### What to do
Copy all of the material exactly. Pictures are not to appear in the copy.

Dataset records

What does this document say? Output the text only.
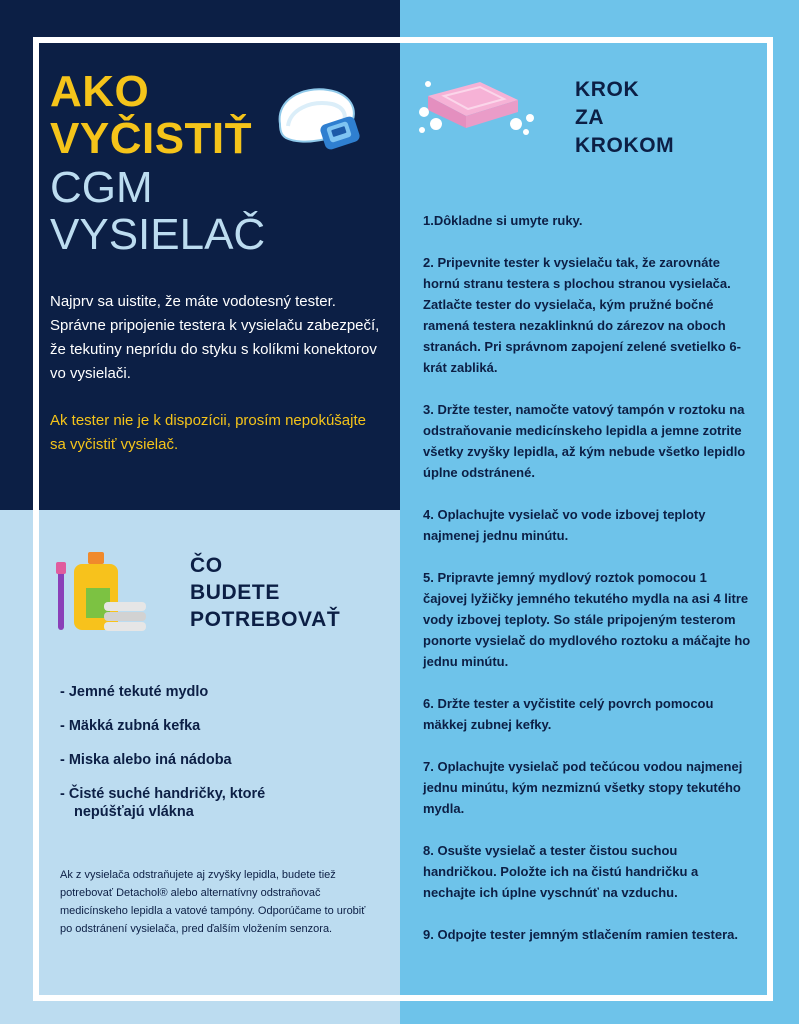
AKO
VYČISTIŤ
CGM
VYSIELAČ
Najprv sa uistite, že máte vodotesný tester. Správne pripojenie testera k vysielaču zabezpečí, že tekutiny neprídu do styku s kolíkmi konektorov vo vysielači.
Ak tester nie je k dispozícii, prosím nepokúšajte sa vyčistiť vysielač.
ČO
BUDETE
POTREBOVAŤ
- Jemné tekuté mydlo
- Mäkká zubná kefka
- Miska alebo iná nádoba
- Čisté suché handričky, ktoré
nepúšťajú vlákna
Ak z vysielača odstraňujete aj zvyšky lepidla, budete tiež potrebovať Detachol® alebo alternatívny odstraňovač medicínskeho lepidla a vatové tampóny. Odporúčame to urobiť po odstránení vysielača, pred ďalším vložením senzora.
KROK
ZA
KROKOM
1.Dôkladne si umyte ruky.
2. Pripevnite tester k vysielaču tak, že zarovnáte hornú stranu testera s plochou stranou vysielača. Zatlačte tester do vysielača, kým pružné bočné ramená testera nezaklinknú do zárezov na oboch stranách. Pri správnom zapojení zelené svetielko 6-krát zabliká.
3. Držte tester, namočte vatový tampón v roztoku na odstraňovanie medicínskeho lepidla a jemne zotrite všetky zvyšky lepidla, až kým nebude všetko lepidlo úplne odstránené.
4. Oplachujte vysielač vo vode izbovej teploty najmenej jednu minútu.
5. Pripravte jemný mydlový roztok pomocou 1 čajovej lyžičky jemného tekutého mydla na asi 4 litre vody izbovej teploty. So stále pripojeným testerom ponorte vysielač do mydlového roztoku a máčajte ho jednu minútu.
6. Držte tester a vyčistite celý povrch pomocou mäkkej zubnej kefky.
7. Oplachujte vysielač pod tečúcou vodou najmenej jednu minútu, kým nezmiznú všetky stopy tekutého mydla.
8. Osušte vysielač a tester čistou suchou handričkou. Položte ich na čistú handričku a nechajte ich úplne vyschnúť na vzduchu.
9. Odpojte tester jemným stlačením ramien testera.
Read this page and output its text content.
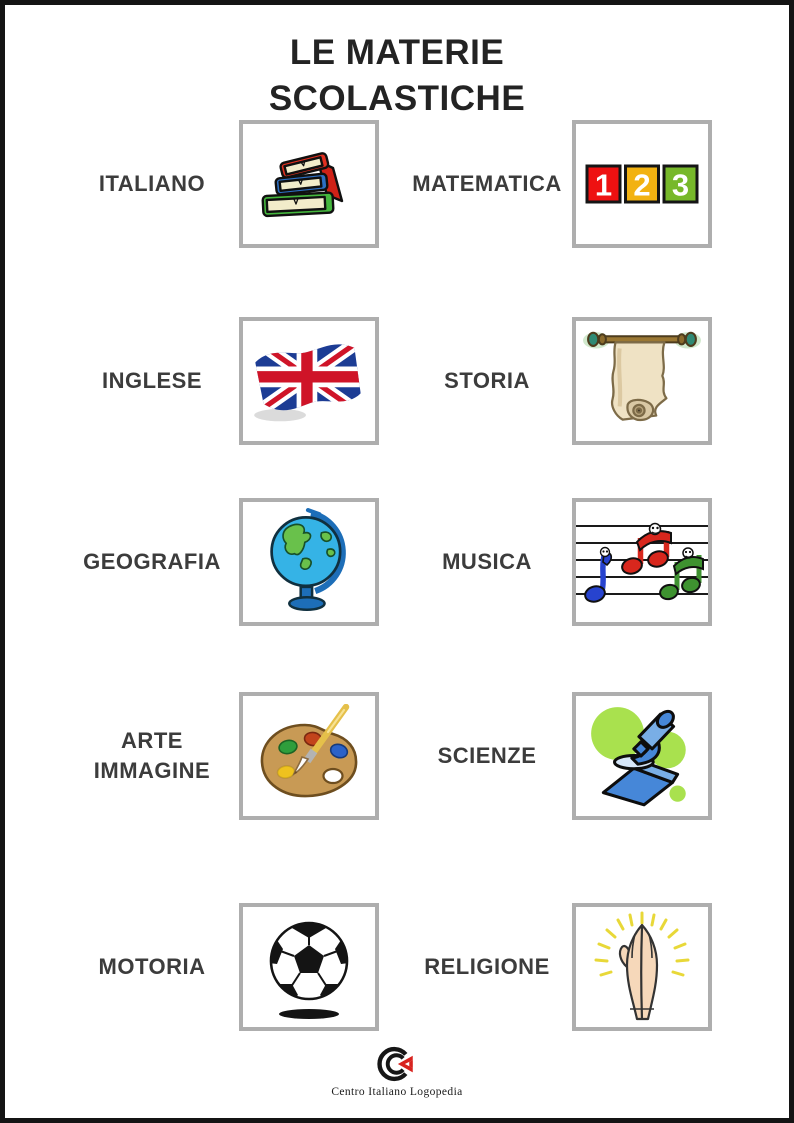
LE MATERIE
SCOLASTICHE
ITALIANO	MATEMATICA	1 2 3
INGLESE	STORIA
GEOGRAFIA	MUSICA
ARTE IMMAGINE
SCIENZE
MOTORIA	RELIGIONE
Centro Italiano Logopedia
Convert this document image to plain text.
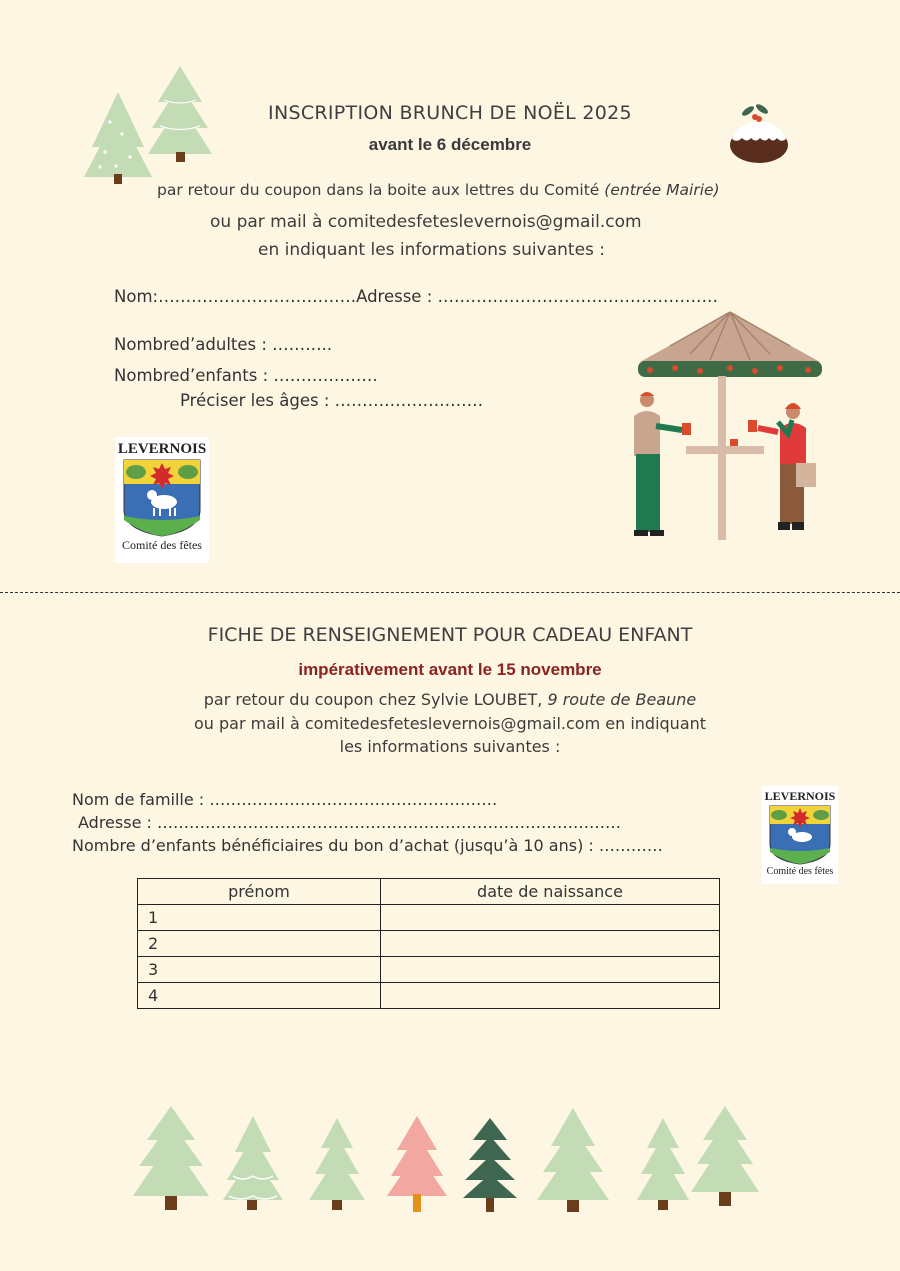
INSCRIPTION BRUNCH DE NOËL 2025
avant le 6 décembre
par retour du coupon dans la boite aux lettres du Comité (entrée Mairie)
ou par mail à comitedesfeteslevernois@gmail.com
en indiquant les informations suivantes :
Nom:………………………………Adresse : ……………………………………………
Nombred’adultes : ………..
Nombred’enfants : ……………….
Préciser les âges : ………………………
LEVERNOIS
Comité des fêtes
FICHE DE RENSEIGNEMENT POUR CADEAU ENFANT
impérativement avant le 15 novembre
par retour du coupon chez Sylvie LOUBET, 9 route de Beaune
ou par mail à comitedesfeteslevernois@gmail.com en indiquant
les informations suivantes :
Nom de famille : ………………………………………………
Adresse : ……………………………………………………………………………
Nombre d’enfants bénéficiaires du bon d’achat (jusqu’à 10 ans) : …………
LEVERNOIS
Comité des fêtes
prénom	date de naissance
1	
2	
3	
4	
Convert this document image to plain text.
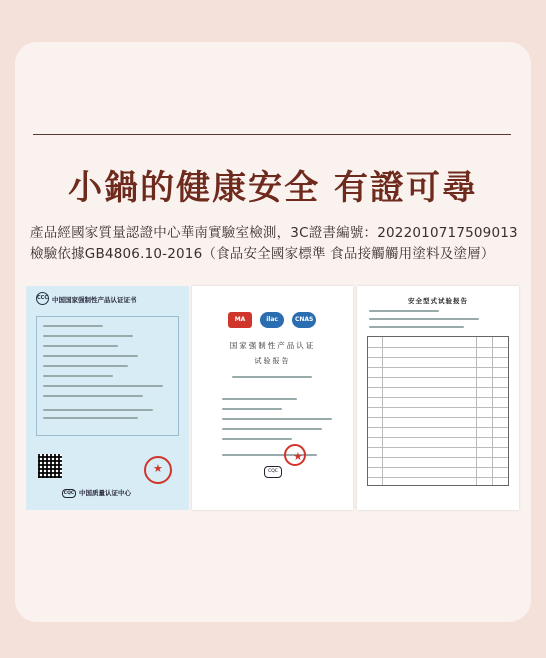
小鍋的健康安全 有證可尋
產品經國家質量認證中心華南實驗室檢測，3C證書編號：2022010717509013
檢驗依據GB4806.10-2016（食品安全國家標準 食品接觸觸用塗料及塗層）
CCC 中国国家强制性产品认证证书
★
CQC 中国质量认证中心
MA	ilac	CNAS
国家强制性产品认证
试验报告
★
CQC
安全型式试验报告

### Correct result
What does this document say? Output the text only.
AKO
VYČISTIŤ
CGM
VYSIELAČ
Najprv sa uistite, že máte vodotesný tester. Správne pripojenie testera k vysielaču zabezpečí, že tekutiny neprídu do styku s kolíkmi konektorov vo vysielači.
Ak tester nie je k dispozícii, prosím nepokúšajte sa vyčistiť vysielač.
ČO
BUDETE
POTREBOVAŤ
- Jemné tekuté mydlo
- Mäkká zubná kefka
- Miska alebo iná nádoba
- Čisté suché handričky, ktoré
nepúšťajú vlákna
Ak z vysielača odstraňujete aj zvyšky lepidla, budete tiež potrebovať Detachol® alebo alternatívny odstraňovač medicínskeho lepidla a vatové tampóny. Odporúčame to urobiť po odstránení vysielača, pred ďalším vložením senzora.
KROK
ZA
KROKOM
1.Dôkladne si umyte ruky.
2. Pripevnite tester k vysielaču tak, že zarovnáte hornú stranu testera s plochou stranou vysielača. Zatlačte tester do vysielača, kým pružné bočné ramená testera nezaklinknú do zárezov na oboch stranách. Pri správnom zapojení zelené svetielko 6-krát zabliká.
3. Držte tester, namočte vatový tampón v roztoku na odstraňovanie medicínskeho lepidla a jemne zotrite všetky zvyšky lepidla, až kým nebude všetko lepidlo úplne odstránené.
4. Oplachujte vysielač vo vode izbovej teploty najmenej jednu minútu.
5. Pripravte jemný mydlový roztok pomocou 1 čajovej lyžičky jemného tekutého mydla na asi 4 litre vody izbovej teploty. So stále pripojeným testerom ponorte vysielač do mydlového roztoku a máčajte ho jednu minútu.
6. Držte tester a vyčistite celý povrch pomocou mäkkej zubnej kefky.
7. Oplachujte vysielač pod tečúcou vodou najmenej jednu minútu, kým nezmiznú všetky stopy tekutého mydla.
8. Osušte vysielač a tester čistou suchou handričkou. Položte ich na čistú handričku a nechajte ich úplne vyschnúť na vzduchu.
9. Odpojte tester jemným stlačením ramien testera.
Read this page and output its text content.
LE MATERIE
SCOLASTICHE
ITALIANO	MATEMATICA	1 2 3
INGLESE	STORIA
GEOGRAFIA	MUSICA
ARTE IMMAGINE
SCIENZE
MOTORIA	RELIGIONE
Centro Italiano Logopedia
Convert this document image to plain text.
INSCRIPTION BRUNCH DE NOËL 2025
avant le 6 décembre
par retour du coupon dans la boite aux lettres du Comité (entrée Mairie)
ou par mail à comitedesfeteslevernois@gmail.com
en indiquant les informations suivantes :
Nom:………………………………Adresse : ……………………………………………
Nombred’adultes : ………..
Nombred’enfants : ……………….
Préciser les âges : ………………………
LEVERNOIS
Comité des fêtes
FICHE DE RENSEIGNEMENT POUR CADEAU ENFANT
impérativement avant le 15 novembre
par retour du coupon chez Sylvie LOUBET, 9 route de Beaune
ou par mail à comitedesfeteslevernois@gmail.com en indiquant
les informations suivantes :
Nom de famille : ………………………………………………
Adresse : ……………………………………………………………………………
Nombre d’enfants bénéficiaires du bon d’achat (jusqu’à 10 ans) : …………
LEVERNOIS
Comité des fêtes
prénom	date de naissance
1	
2	
3	
4	
Convert this document image to plain text.
小鍋的健康安全 有證可尋
產品經國家質量認證中心華南實驗室檢測，3C證書編號：2022010717509013
檢驗依據GB4806.10-2016（食品安全國家標準 食品接觸觸用塗料及塗層）
CCC 中国国家强制性产品认证证书
★
CQC 中国质量认证中心
MA	ilac	CNAS
国家强制性产品认证
试验报告
★
CQC
安全型式试验报告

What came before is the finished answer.